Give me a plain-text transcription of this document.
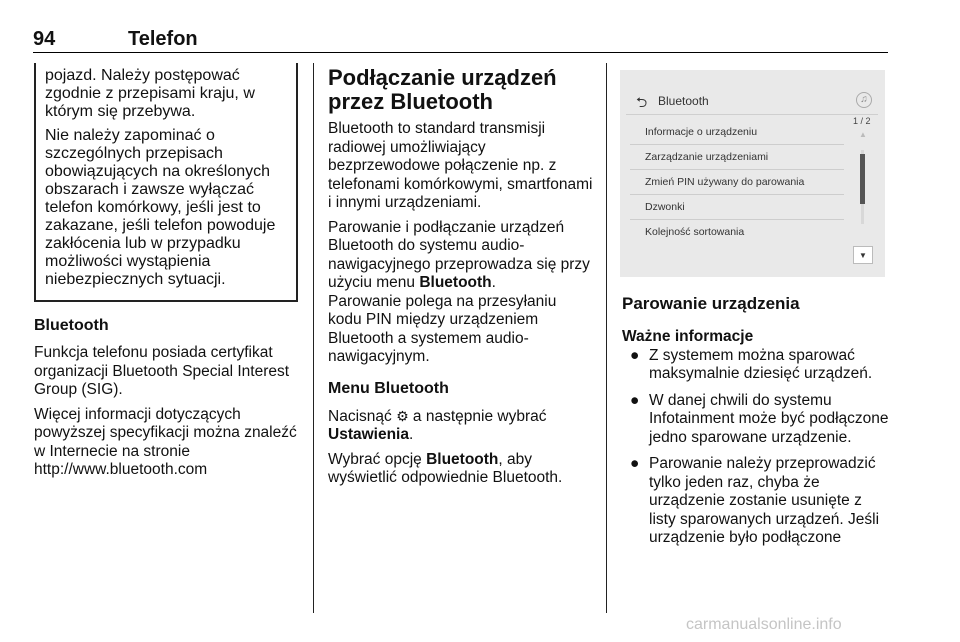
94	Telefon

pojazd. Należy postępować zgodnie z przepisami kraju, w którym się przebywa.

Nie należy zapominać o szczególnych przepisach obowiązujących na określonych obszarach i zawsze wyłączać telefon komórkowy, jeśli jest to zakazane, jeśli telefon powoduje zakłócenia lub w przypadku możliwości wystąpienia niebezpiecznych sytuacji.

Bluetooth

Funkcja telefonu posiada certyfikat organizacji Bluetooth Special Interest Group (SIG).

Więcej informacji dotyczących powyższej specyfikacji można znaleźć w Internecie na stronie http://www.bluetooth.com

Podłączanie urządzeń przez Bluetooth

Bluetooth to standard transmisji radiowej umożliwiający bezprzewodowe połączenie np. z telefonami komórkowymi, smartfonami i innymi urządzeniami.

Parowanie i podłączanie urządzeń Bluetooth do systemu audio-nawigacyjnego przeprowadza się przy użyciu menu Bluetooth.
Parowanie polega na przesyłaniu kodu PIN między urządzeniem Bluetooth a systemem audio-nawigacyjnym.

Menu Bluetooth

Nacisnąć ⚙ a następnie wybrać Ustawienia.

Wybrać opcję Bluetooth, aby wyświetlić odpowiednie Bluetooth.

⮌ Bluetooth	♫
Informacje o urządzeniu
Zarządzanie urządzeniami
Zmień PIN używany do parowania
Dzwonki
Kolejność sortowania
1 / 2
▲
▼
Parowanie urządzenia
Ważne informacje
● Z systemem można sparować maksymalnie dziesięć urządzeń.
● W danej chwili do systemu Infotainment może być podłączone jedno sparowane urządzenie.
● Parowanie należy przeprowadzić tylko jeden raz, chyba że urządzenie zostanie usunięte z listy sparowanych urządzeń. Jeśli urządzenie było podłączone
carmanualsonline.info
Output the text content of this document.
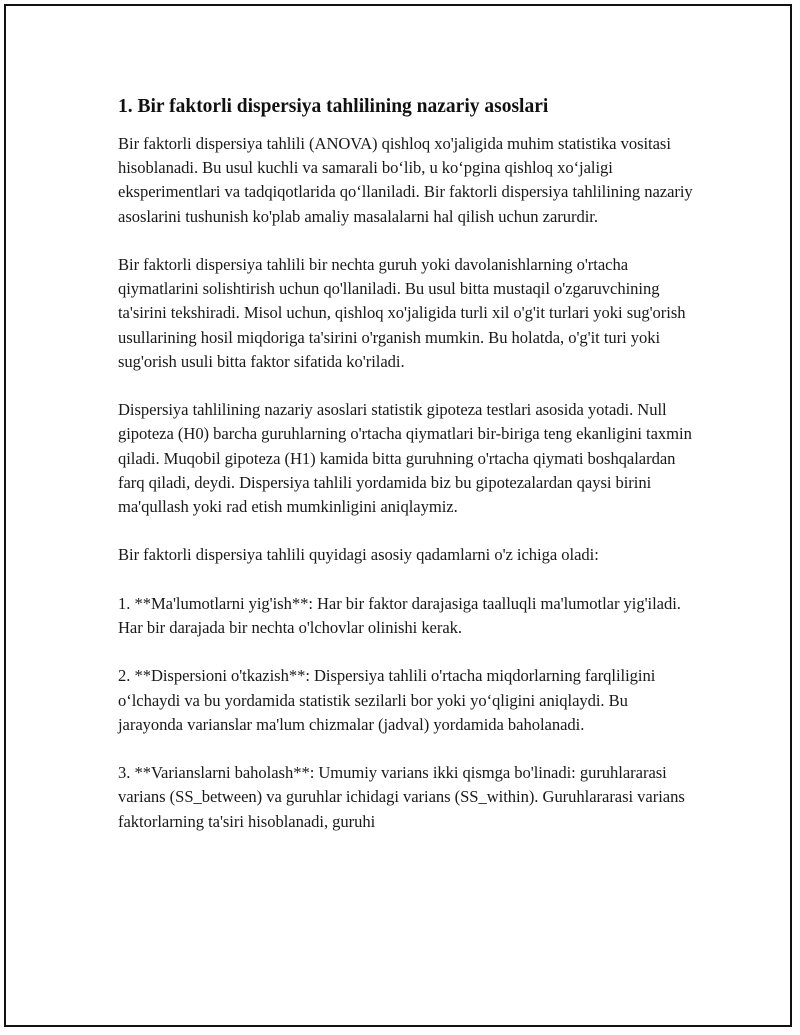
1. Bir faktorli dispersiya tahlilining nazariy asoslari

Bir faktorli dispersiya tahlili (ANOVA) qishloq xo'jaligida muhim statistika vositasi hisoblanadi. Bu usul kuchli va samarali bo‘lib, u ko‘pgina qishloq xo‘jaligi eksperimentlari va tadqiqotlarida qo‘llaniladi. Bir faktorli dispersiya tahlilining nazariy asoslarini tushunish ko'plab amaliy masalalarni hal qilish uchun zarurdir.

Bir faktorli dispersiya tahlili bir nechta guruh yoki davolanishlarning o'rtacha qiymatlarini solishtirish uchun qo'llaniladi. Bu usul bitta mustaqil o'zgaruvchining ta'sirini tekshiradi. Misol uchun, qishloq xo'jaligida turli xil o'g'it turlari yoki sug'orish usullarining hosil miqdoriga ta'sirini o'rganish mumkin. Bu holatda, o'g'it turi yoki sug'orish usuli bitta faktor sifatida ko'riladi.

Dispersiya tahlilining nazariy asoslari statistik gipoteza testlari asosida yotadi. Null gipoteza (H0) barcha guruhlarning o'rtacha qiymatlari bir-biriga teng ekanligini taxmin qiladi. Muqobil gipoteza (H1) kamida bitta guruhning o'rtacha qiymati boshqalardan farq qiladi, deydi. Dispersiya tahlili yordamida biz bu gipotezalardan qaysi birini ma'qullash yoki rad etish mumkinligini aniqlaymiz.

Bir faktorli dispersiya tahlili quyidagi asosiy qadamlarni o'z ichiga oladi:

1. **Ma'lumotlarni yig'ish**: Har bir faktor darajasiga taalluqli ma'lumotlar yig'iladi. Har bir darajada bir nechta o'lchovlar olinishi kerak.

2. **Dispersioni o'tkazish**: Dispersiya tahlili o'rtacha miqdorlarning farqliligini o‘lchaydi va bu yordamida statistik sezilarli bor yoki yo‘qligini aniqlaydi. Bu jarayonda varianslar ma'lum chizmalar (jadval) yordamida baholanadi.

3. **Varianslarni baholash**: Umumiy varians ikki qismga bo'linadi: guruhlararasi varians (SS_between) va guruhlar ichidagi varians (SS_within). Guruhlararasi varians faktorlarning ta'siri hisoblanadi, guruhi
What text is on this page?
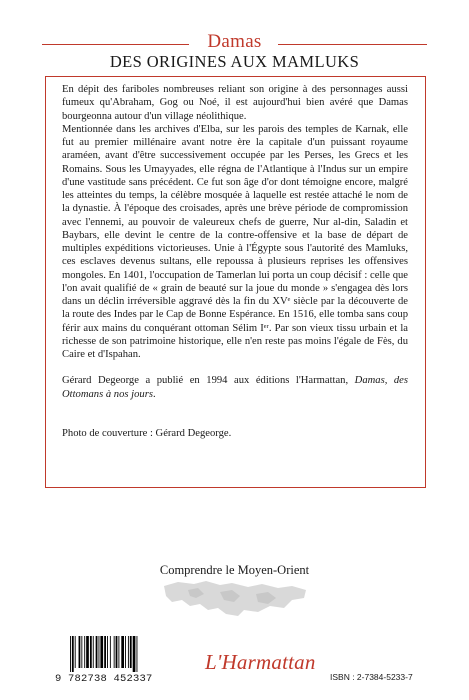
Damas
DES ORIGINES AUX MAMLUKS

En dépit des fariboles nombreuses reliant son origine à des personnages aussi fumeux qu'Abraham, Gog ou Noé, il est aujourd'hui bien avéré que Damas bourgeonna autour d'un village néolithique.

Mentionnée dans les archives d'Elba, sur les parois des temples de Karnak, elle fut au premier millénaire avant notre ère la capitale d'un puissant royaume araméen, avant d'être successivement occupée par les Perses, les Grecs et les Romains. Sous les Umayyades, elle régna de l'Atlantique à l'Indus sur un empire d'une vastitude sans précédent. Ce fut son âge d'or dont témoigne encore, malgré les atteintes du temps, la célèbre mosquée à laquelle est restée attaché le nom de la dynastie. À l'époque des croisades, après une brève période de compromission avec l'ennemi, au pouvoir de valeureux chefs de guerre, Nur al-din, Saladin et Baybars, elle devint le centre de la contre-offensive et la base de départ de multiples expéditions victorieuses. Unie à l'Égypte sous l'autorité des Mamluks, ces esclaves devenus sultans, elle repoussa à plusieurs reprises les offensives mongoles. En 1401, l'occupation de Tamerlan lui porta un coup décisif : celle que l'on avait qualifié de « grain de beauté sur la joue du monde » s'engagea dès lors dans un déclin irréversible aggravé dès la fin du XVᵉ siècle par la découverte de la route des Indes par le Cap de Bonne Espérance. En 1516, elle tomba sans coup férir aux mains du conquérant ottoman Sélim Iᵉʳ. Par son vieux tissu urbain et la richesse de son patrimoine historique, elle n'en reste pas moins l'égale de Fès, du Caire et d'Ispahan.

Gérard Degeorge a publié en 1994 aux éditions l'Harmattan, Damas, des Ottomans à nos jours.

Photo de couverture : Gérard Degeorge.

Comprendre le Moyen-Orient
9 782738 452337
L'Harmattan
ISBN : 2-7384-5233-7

---

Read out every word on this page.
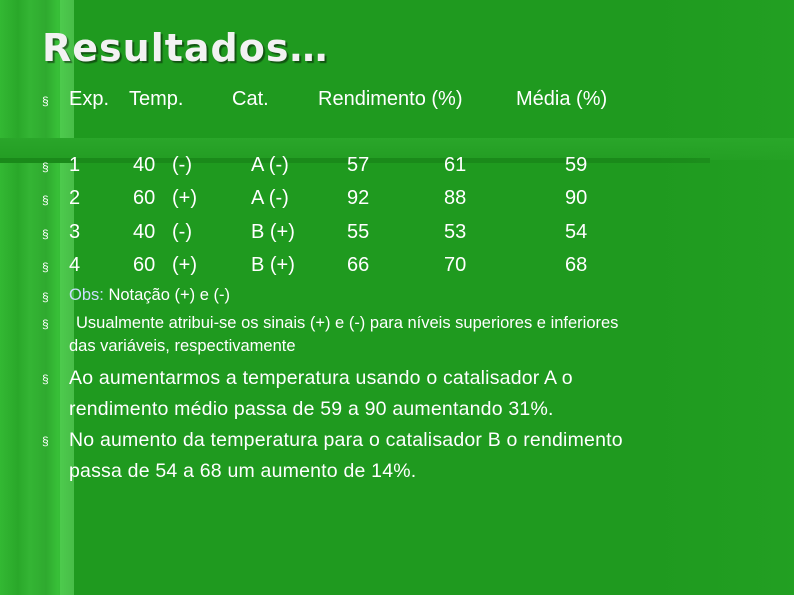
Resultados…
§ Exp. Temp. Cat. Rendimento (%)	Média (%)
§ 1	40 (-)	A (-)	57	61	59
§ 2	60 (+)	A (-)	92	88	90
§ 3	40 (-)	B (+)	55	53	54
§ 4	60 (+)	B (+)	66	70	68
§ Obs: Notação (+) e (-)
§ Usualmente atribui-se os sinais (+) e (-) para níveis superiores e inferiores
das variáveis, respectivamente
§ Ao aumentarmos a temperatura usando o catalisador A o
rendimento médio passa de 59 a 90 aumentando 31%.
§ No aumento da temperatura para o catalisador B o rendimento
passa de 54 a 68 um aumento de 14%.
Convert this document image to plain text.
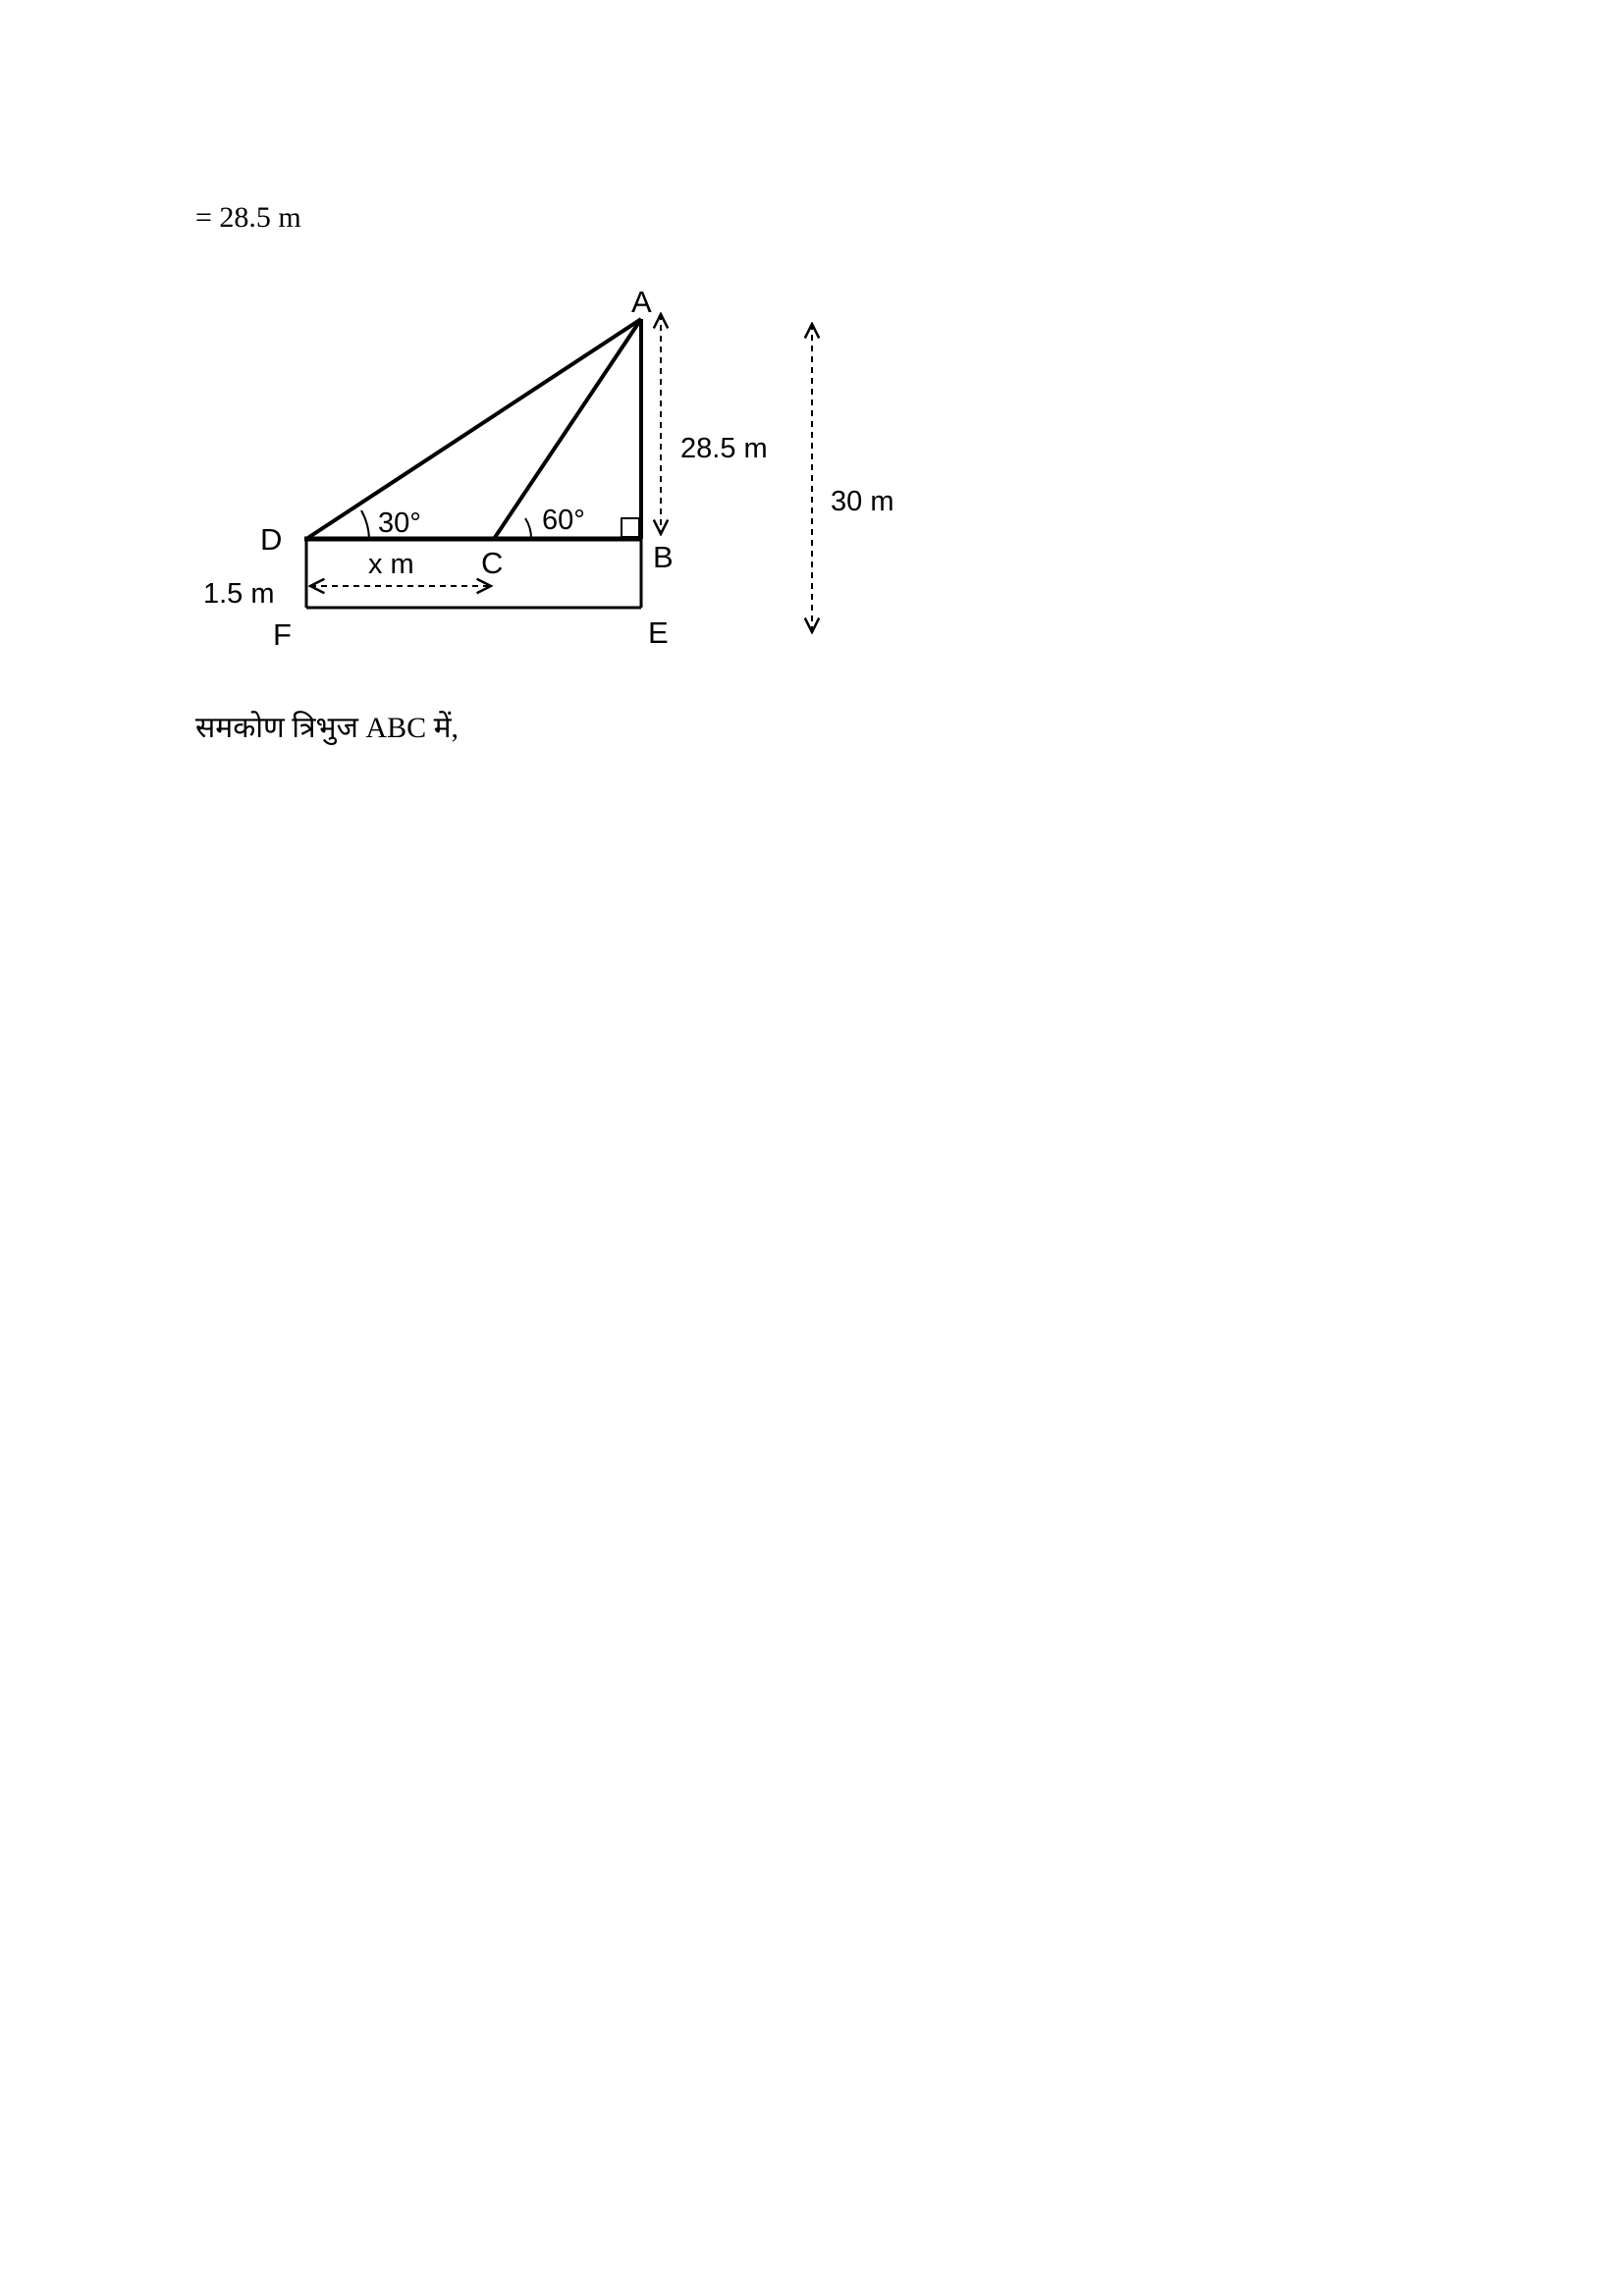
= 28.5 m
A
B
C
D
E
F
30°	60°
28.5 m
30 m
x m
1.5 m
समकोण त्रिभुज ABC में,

==

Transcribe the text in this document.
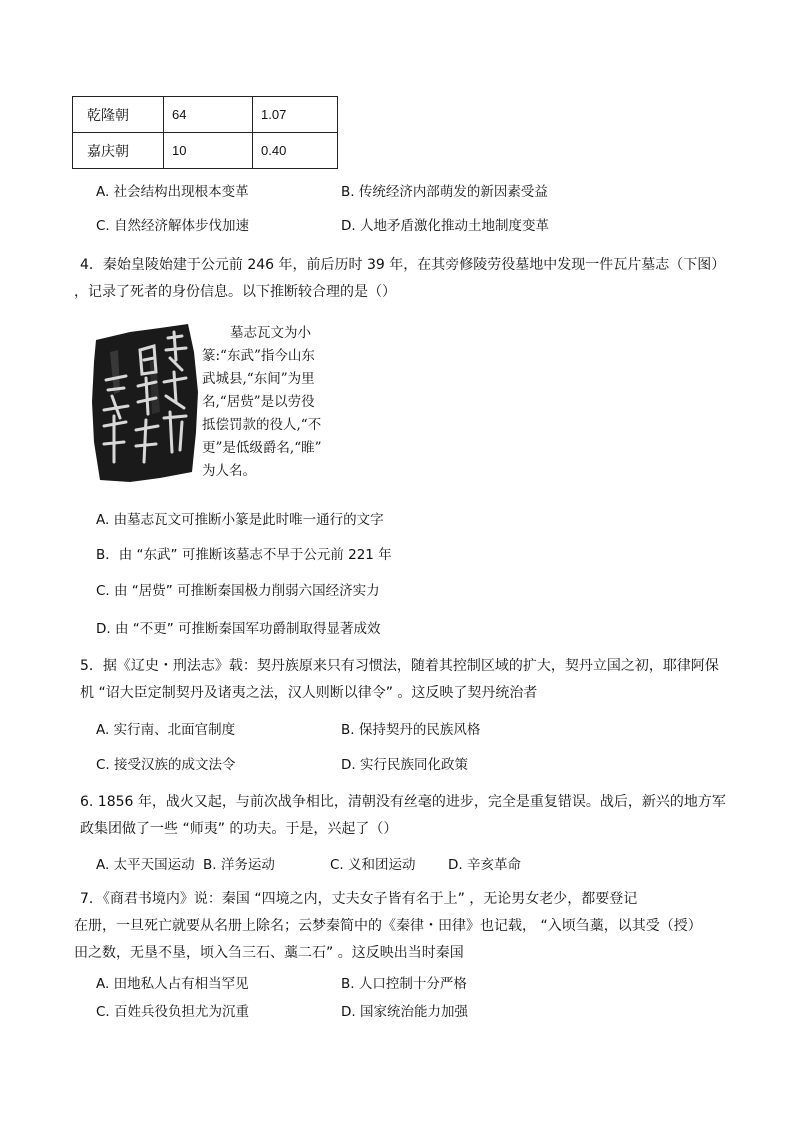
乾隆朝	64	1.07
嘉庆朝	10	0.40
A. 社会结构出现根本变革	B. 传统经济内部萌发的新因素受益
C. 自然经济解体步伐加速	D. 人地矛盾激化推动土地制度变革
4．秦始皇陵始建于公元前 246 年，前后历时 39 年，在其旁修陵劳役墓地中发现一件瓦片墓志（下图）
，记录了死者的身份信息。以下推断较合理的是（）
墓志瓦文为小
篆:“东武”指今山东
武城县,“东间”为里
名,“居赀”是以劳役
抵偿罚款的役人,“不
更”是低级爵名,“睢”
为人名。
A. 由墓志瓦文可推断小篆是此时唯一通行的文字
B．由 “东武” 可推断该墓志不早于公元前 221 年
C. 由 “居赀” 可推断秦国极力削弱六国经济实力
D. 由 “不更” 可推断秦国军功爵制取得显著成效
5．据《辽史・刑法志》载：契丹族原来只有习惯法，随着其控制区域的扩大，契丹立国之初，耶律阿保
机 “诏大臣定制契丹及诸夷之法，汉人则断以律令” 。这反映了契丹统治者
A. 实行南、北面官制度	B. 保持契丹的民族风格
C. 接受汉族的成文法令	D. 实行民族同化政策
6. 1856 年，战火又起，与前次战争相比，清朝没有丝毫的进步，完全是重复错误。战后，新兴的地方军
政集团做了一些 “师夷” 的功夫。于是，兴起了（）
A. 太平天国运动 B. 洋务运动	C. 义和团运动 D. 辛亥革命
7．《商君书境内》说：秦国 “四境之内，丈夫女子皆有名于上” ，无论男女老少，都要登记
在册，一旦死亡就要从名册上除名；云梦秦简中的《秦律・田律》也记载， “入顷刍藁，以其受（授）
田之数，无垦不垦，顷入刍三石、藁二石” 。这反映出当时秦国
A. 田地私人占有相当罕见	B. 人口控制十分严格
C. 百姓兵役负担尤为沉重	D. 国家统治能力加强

| Stated problem |
Only the count is needed: the number of lines in the data that include the word "para".

| The output |
2